WHAT THE EXERCISE ASKS
Condense the paragraph of the person re-identification passage that begins "This feature-level fusion scheme" into a short list of its main points.

QUOTED TEXT

Person re-identification (re-id), which aims to re-identify a target person in one camera when he/she disappears from another, has attracted huge interest over the recent decades. It is a special case of image retrieval (Zheng, Wang, Liu, Tian, 2014, Zheng, Wang, Tian, He, Liu, Tian, 2015b) in video surveillance and undergoes severe challenges like significant variations in viewpoints, poses or illumination, and occlusions.

Feature extraction and metric learning are two key components in person re-id. Numerous features have been proposed for the problem, e.g. color histograms (CH) (Zheng, Yang, Hauptmann, Zheng, Gong, Xiang, 2013), color names (CN) (Liu, Wang, Wu, Yang, Yang, 2015, Zheng, Wang, Tian, He, Liu, Tian, 2015b), textures (Lisanti, Masi, Bagdanov, Bimbo, 2015, Zheng, Gong, Xiang, 2013) and attributes (Layne et al., 2012). Specifically, often exploited color histograms are RGB, HSV, YUV, Lab (Zheng et al., 2013) , while commonly used texture features include Schmid, Gabor, LBP and HOG (Lisanti et al., 2015). Attributes (Layne et al., 2012) refer to semantic description of people such as hair-style, shoe-type or clothing-style.

For metric learning, a distance metric is learned from training samples such that the inter-class distance is maximized whilst the intra-class distance is minimized. Many metric learning methods have been proposed for person re-id, such as Relative Distance Comparison (RDC) (Zheng et al., 2013), Large Margin Nearest Neighbor (LMNN) (Dikmen et al., 2010), Keep It Simple and Straightforward (KISSME) (Roth et al., 2012) and Pairwise Constrained Component Analysis (PCCA) (Jurie and Mignon, 2012).

While these methods could achieve encouraging performance, they all only learn one unitary distance metric for all the heterogeneous features. The weaknesses are two folds: First, single metric learning is not robust against the complex nonlinear data structure in person re-id. Images of the same person may be far away from each other due to dramatic appearance variations, while images of different people may be very close to each other, e.g., two different people wearing similar color or pattern (Jia et al., 2016). Second, single metric learning encounters the bottleneck of Small Sample Size (SSS), i.e. the number of training samples is far less than the feature dimension. Typically only hundreds of training samples are available whilst the feature dimension is often in the order of thousands or higher. Consequently, traditional single metric learning methods have to resort to dimensionality reduction and/or matrix regularization, which may lead to sub-optimal solutions and loss of discriminative power (Zhang et al., 2016a).

Another issue with single metric learning is that it cannot deal with multiple feature representations directly. In person re-id, we usually have access to multiple heterogeneous features like color histograms, textures, and color names et al. for each image. Each feature has its unique characteristic and renders various performance, thus the fusion of features becomes a hard task. In most metric learning algorithms, different features are concatenated into a high dimensional vector and a corresponding distance metric is learned from the combined vector.

This feature-level fusion scheme has several disadvantages compared to score-level fusion (Eisenbach, Kolarow, Vorndran, Niebling, 2015, Zheng, Wang, Tian, He, Liu, Tian, 2015b) and decision-level fusion (Liu, Wang, Wu, Yang, Yang, 2015, de Prates, Schwartz, 2015) approaches. First, the divergent importance and discriminant capability of each individual feature is ignored. Each feature is treated equally with uniform weighting, regardless of its particular characteristic. Second, low dimensional features tend to be neglected when combined with high dimensional features (Liu et al., 2015), thus their discriminant power might be discarded. Third, the combination makes the feature dimension quite high, which easily leads to overfitting because pair or triplet-based constraints become much easier to satisfy in a high-dimensional feature space and thereby results in poor generalization performance.

INFORMATION PROVIDED

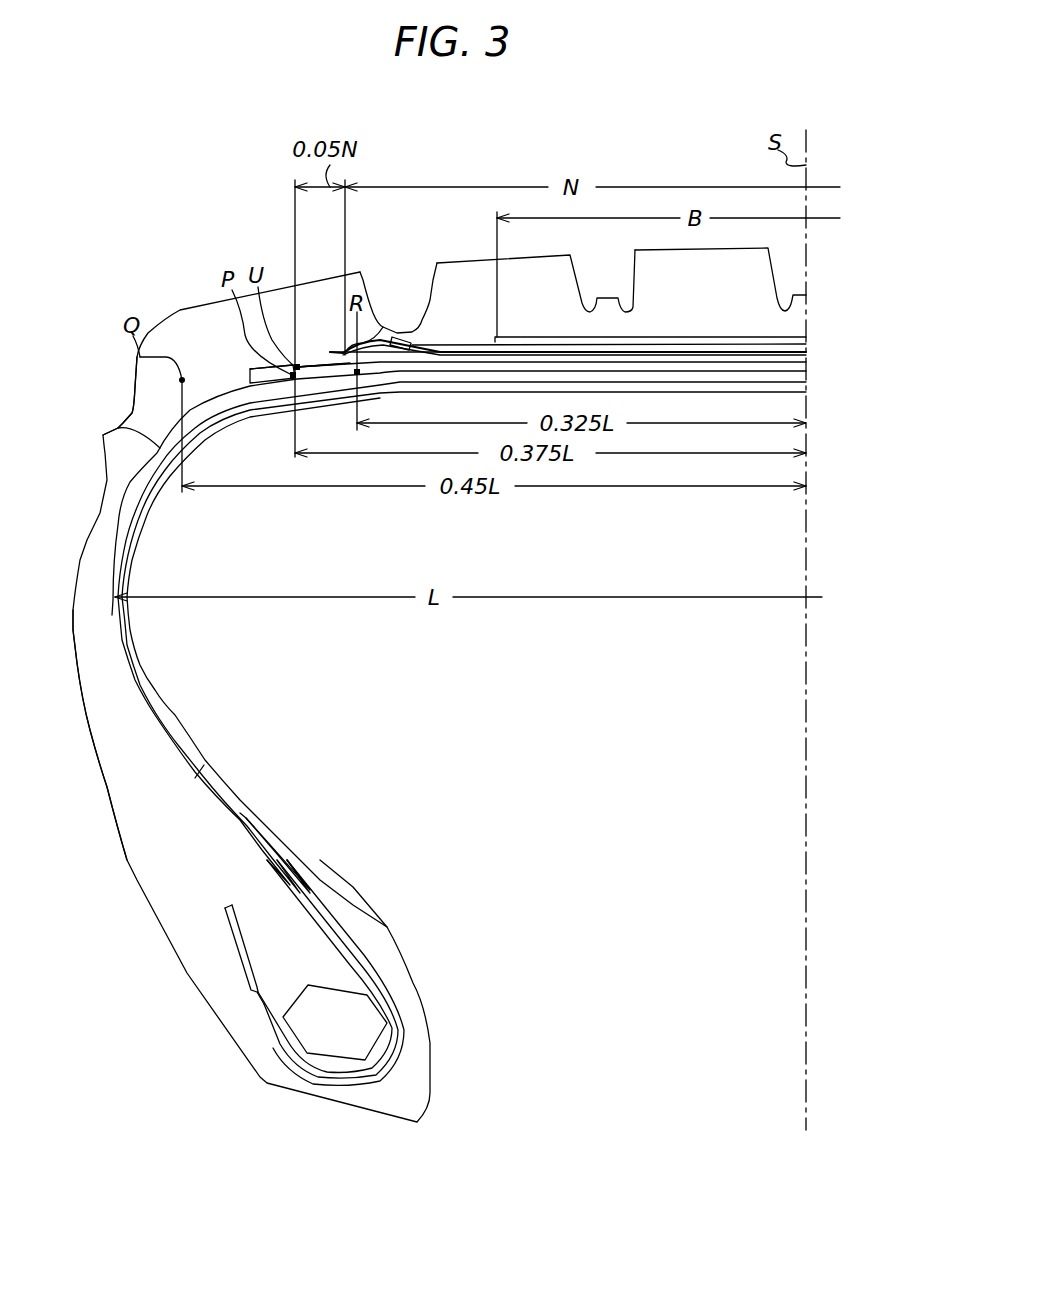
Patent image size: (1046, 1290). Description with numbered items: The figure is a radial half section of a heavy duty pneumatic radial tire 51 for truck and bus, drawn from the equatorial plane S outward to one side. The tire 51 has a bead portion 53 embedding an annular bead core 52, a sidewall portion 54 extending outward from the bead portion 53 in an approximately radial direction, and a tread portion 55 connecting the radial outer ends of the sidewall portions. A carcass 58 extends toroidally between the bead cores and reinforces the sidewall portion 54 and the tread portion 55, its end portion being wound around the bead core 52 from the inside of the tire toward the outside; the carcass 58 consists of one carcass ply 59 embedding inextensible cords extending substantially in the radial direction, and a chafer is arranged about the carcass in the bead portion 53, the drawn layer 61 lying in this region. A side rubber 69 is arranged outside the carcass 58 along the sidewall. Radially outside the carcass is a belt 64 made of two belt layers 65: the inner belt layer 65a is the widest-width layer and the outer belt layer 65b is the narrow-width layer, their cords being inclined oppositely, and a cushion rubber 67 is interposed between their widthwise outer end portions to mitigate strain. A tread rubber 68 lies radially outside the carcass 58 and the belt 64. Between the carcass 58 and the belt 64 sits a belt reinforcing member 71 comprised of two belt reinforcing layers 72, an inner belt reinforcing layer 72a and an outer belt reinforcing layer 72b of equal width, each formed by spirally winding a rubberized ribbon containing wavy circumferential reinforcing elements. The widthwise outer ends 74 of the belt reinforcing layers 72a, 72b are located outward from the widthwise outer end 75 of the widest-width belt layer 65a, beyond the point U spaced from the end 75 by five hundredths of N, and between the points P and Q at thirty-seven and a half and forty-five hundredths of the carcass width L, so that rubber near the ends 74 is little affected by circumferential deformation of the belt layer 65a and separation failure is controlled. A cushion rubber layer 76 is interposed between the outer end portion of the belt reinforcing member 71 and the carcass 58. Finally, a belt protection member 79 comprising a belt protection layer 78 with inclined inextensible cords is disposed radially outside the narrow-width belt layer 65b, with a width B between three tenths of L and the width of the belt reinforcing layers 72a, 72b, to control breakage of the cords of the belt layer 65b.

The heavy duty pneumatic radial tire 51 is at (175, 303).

THE ANSWER
Drawbacks of feature-level fusion compared with score-level and decision-level fusion:
- It ignores the differing importance and discriminant capability of each feature and weights every feature uniformly.
- Low-dimensional features tend to be neglected when combined with high-dimensional ones, so their discriminant power may be discarded.
- The combined feature dimension becomes very high. Pair- or triplet-based constraints are much easier to satisfy in such a space, which easily leads to overfitting and poor generalization.